Your instructions »
Tally the lines in the listing below that contain the string "Укажите", with case counting, and reply with only the number.

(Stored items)
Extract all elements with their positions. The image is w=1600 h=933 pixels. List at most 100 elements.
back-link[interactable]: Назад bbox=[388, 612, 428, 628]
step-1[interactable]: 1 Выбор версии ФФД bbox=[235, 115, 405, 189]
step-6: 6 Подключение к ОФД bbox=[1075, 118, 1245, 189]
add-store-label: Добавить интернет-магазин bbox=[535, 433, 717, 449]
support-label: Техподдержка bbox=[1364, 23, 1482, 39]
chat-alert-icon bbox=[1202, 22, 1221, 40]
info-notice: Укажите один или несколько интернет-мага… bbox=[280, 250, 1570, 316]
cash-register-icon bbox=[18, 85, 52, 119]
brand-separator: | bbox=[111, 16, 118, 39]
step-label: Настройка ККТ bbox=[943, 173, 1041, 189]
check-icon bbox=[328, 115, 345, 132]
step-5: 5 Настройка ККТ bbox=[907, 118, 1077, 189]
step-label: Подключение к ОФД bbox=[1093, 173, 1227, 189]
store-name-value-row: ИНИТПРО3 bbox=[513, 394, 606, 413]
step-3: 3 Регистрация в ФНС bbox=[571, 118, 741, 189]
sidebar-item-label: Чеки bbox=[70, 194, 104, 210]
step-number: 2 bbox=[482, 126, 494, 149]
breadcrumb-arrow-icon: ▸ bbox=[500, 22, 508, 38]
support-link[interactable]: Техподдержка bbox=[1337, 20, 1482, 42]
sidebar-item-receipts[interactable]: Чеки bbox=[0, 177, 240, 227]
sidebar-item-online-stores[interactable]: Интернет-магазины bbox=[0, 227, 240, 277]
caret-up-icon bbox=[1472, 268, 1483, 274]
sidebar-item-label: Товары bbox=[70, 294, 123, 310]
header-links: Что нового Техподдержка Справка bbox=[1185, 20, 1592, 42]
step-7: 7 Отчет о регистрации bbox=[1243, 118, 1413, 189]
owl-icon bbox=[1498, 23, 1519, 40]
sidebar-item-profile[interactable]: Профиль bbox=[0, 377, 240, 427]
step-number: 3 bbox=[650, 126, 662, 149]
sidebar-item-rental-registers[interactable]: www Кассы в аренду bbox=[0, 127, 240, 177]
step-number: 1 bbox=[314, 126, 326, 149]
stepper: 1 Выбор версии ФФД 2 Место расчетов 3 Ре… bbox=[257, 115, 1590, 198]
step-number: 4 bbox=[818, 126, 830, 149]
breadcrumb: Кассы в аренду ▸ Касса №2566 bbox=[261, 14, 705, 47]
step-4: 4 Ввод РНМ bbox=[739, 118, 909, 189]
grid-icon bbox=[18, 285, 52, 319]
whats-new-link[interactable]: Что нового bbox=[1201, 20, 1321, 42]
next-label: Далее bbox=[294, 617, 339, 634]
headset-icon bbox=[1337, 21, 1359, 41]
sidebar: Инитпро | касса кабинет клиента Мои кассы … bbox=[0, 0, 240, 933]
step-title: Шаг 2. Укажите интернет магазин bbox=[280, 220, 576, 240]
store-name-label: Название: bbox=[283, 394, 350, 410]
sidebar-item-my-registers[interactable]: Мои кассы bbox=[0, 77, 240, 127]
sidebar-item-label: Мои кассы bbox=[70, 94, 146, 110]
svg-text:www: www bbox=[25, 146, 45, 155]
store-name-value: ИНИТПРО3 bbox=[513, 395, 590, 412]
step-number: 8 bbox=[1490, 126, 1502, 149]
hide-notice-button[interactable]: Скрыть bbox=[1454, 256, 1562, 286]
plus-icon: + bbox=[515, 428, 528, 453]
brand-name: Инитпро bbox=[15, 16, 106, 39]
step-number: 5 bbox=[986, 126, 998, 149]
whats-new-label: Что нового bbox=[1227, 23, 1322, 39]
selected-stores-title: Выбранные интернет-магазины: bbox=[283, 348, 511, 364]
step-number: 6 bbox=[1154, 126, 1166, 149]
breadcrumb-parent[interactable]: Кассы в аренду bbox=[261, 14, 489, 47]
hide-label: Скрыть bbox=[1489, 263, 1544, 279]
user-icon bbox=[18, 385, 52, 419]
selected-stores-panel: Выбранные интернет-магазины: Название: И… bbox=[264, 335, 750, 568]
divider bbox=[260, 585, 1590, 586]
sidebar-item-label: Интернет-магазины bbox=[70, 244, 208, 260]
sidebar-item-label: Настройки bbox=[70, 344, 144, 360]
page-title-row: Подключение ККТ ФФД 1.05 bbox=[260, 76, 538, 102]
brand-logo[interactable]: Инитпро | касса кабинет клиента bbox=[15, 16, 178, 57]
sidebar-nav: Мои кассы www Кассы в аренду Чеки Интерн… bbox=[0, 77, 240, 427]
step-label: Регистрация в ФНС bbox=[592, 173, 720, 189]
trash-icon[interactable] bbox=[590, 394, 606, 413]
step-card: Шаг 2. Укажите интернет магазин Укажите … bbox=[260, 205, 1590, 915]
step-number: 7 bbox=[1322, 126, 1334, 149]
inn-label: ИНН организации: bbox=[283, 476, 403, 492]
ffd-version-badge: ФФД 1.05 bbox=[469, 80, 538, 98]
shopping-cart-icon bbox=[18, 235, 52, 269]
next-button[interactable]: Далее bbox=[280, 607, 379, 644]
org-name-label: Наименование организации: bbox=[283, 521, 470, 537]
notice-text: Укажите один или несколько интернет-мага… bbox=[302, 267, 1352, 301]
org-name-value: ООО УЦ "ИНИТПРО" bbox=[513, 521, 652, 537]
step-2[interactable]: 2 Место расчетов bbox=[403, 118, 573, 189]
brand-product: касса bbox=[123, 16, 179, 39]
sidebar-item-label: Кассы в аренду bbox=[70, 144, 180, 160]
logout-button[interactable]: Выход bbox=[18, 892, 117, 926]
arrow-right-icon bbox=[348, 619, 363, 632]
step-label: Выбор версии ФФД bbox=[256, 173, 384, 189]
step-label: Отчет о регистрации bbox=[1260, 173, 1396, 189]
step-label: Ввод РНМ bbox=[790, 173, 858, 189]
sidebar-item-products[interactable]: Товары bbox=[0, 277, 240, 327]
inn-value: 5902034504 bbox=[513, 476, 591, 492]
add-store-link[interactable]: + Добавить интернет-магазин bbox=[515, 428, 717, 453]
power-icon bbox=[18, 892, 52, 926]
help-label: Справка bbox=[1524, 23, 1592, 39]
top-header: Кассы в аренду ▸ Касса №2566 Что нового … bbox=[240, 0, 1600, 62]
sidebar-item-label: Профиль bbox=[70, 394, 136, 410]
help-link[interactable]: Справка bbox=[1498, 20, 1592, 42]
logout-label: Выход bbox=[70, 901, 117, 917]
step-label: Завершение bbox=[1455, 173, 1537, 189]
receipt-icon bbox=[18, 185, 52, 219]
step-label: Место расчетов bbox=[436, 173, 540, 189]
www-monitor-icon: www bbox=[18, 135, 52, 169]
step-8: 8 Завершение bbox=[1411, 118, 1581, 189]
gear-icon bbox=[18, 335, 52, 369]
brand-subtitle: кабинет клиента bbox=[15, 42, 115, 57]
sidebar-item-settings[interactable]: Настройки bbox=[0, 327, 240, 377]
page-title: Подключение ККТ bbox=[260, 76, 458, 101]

Reply »
4